-- Records start --

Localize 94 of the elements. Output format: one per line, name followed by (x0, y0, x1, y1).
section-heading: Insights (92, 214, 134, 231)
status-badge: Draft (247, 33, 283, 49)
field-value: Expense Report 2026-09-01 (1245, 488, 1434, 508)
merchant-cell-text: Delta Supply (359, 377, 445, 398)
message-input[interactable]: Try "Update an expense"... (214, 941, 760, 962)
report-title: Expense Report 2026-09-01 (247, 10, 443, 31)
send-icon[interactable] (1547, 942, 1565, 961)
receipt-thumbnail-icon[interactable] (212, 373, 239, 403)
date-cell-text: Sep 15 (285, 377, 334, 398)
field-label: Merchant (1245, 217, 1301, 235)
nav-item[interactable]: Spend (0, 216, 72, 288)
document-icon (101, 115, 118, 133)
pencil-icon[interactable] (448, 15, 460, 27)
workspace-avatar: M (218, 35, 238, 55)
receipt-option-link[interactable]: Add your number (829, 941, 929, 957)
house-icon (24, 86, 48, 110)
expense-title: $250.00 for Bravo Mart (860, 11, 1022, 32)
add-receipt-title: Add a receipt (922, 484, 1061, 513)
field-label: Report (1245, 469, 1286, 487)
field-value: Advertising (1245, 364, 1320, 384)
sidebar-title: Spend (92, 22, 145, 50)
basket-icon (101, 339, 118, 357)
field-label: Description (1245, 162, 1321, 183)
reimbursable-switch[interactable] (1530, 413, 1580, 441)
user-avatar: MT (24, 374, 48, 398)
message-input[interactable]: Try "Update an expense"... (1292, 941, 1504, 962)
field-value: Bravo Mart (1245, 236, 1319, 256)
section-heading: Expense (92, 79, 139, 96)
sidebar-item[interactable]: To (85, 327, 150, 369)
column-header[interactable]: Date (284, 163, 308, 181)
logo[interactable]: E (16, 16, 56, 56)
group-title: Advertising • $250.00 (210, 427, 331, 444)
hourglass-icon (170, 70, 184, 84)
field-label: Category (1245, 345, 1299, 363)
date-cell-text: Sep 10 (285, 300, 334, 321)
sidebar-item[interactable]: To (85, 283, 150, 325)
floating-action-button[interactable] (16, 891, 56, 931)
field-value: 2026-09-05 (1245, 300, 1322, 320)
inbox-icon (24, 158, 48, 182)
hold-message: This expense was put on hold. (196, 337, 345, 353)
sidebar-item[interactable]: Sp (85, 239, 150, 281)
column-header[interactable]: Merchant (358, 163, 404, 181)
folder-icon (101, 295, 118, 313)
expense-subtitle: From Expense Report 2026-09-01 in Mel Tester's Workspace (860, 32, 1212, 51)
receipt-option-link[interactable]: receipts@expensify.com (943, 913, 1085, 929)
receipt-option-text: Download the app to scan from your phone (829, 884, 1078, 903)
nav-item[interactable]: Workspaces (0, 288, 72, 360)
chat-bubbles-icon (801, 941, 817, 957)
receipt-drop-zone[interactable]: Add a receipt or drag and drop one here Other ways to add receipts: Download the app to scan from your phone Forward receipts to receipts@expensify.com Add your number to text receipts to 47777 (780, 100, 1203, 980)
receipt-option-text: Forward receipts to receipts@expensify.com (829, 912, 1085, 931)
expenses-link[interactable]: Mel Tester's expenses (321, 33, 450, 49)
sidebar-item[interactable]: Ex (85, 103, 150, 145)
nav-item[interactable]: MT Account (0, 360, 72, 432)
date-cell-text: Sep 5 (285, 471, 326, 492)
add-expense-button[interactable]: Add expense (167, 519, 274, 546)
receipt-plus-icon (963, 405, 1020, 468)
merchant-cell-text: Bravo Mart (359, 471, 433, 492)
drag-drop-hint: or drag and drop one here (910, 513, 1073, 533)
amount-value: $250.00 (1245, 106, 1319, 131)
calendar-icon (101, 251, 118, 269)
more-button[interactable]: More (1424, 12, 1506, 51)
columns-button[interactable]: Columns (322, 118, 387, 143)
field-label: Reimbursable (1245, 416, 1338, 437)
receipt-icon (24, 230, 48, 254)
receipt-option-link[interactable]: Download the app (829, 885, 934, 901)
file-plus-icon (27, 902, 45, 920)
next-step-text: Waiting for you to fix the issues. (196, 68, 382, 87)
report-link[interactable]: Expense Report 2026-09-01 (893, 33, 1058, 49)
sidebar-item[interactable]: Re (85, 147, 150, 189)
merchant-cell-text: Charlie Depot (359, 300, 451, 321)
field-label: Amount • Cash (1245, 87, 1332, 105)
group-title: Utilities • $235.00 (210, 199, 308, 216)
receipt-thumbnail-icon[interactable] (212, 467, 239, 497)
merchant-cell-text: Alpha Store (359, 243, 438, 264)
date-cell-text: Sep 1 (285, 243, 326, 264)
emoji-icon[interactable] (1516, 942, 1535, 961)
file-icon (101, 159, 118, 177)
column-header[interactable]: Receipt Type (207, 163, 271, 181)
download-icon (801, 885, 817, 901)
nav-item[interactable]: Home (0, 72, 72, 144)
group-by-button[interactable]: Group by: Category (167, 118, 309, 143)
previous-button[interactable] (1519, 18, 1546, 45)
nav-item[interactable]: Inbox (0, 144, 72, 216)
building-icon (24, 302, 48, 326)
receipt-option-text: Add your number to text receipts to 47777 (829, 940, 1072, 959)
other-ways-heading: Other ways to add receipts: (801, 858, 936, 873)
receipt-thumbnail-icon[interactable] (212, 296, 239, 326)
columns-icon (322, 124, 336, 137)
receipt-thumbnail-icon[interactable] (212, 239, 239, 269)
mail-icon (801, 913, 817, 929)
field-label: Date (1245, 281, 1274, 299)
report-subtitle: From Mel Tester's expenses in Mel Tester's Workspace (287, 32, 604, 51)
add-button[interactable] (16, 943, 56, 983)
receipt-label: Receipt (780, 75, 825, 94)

-- Records end --

Rewrite the listing above as a numbered list, leaving out blank lines, from its first line up to and including the line with "document-icon (101, 115, 118, 133)".

Expected answer:
1. Localize 94 of the elements. Output format: one per line, name followed by (x0, y0, x1, y1).
2. section-heading: Insights (92, 214, 134, 231)
3. status-badge: Draft (247, 33, 283, 49)
4. field-value: Expense Report 2026-09-01 (1245, 488, 1434, 508)
5. merchant-cell-text: Delta Supply (359, 377, 445, 398)
6. message-input[interactable]: Try "Update an expense"... (214, 941, 760, 962)
7. report-title: Expense Report 2026-09-01 (247, 10, 443, 31)
8. send-icon[interactable] (1547, 942, 1565, 961)
9. receipt-thumbnail-icon[interactable] (212, 373, 239, 403)
10. date-cell-text: Sep 15 (285, 377, 334, 398)
11. field-label: Merchant (1245, 217, 1301, 235)
12. nav-item[interactable]: Spend (0, 216, 72, 288)
13. document-icon (101, 115, 118, 133)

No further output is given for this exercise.